((
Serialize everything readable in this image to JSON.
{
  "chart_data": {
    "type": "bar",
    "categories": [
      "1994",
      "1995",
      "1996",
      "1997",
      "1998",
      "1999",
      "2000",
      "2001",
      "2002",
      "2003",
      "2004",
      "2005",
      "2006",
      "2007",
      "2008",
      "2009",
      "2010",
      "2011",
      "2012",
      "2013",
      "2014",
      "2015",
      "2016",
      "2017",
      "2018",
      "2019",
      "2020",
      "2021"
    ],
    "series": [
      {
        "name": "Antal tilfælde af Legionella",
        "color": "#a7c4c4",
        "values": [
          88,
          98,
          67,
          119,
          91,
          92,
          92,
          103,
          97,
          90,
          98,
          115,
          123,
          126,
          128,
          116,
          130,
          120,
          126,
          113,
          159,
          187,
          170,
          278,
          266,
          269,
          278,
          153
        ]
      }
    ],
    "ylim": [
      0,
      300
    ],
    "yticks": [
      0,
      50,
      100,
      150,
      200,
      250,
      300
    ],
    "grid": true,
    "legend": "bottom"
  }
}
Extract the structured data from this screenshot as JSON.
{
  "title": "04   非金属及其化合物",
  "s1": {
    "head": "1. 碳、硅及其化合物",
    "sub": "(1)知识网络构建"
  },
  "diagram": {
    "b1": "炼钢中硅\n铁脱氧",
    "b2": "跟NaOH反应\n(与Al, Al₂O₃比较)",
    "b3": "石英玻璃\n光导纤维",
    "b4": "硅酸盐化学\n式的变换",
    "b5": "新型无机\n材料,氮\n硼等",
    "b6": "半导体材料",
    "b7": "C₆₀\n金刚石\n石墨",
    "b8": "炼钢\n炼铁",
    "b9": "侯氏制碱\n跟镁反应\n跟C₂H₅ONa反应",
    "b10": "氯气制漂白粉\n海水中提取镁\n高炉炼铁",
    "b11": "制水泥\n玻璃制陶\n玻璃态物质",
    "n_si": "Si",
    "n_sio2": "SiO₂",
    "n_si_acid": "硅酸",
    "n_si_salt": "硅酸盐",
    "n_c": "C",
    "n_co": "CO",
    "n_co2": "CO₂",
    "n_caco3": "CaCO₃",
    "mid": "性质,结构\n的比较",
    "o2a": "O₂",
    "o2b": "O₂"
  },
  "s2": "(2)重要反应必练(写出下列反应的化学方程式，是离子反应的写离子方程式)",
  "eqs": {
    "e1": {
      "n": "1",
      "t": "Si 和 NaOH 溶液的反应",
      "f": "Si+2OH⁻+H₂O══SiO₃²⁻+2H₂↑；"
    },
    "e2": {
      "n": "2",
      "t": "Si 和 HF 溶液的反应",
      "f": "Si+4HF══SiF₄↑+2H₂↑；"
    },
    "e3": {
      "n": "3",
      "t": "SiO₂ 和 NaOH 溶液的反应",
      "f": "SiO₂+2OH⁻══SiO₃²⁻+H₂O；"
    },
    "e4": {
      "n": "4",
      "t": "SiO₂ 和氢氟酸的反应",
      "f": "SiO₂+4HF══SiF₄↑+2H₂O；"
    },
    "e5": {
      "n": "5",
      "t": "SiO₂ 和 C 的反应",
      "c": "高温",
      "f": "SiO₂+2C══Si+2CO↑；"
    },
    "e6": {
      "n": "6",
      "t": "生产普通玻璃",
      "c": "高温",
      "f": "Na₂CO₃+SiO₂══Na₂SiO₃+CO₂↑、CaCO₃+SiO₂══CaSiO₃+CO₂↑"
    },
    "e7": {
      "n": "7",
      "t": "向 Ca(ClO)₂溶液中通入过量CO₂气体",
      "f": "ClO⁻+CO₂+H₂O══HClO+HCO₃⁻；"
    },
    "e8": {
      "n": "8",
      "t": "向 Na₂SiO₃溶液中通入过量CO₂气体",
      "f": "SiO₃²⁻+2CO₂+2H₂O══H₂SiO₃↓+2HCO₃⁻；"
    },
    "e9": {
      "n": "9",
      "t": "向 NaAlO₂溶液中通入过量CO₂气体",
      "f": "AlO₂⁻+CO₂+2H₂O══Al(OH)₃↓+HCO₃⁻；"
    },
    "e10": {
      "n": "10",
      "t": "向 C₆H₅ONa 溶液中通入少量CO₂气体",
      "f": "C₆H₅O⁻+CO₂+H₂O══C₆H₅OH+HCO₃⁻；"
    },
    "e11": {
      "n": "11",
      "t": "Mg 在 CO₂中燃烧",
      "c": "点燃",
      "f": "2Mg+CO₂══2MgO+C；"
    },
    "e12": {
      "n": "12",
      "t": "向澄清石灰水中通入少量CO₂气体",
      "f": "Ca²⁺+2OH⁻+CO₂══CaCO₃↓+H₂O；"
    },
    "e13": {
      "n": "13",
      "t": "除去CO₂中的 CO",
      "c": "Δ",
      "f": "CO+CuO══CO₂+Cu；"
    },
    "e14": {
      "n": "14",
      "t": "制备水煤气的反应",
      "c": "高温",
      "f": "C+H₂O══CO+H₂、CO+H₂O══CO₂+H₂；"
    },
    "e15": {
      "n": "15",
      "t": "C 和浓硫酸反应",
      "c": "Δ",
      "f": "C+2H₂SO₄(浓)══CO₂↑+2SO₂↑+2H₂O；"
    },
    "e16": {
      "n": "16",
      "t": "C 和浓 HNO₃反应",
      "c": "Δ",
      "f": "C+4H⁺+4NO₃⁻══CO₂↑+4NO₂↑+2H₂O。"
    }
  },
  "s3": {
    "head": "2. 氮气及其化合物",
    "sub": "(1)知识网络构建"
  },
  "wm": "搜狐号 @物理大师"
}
))
▸ **Problem to solve**
Copy each line above that contains the string "SiO₃²".

▸ **Answer for this exercise**
      "f": "Si+2OH⁻+H₂O══SiO₃²⁻+2H₂↑；"
      "f": "SiO₂+2OH⁻══SiO₃²⁻+H₂O；"
      "f": "SiO₃²⁻+2CO₂+2H₂O══H₂SiO₃↓+2HCO₃⁻；"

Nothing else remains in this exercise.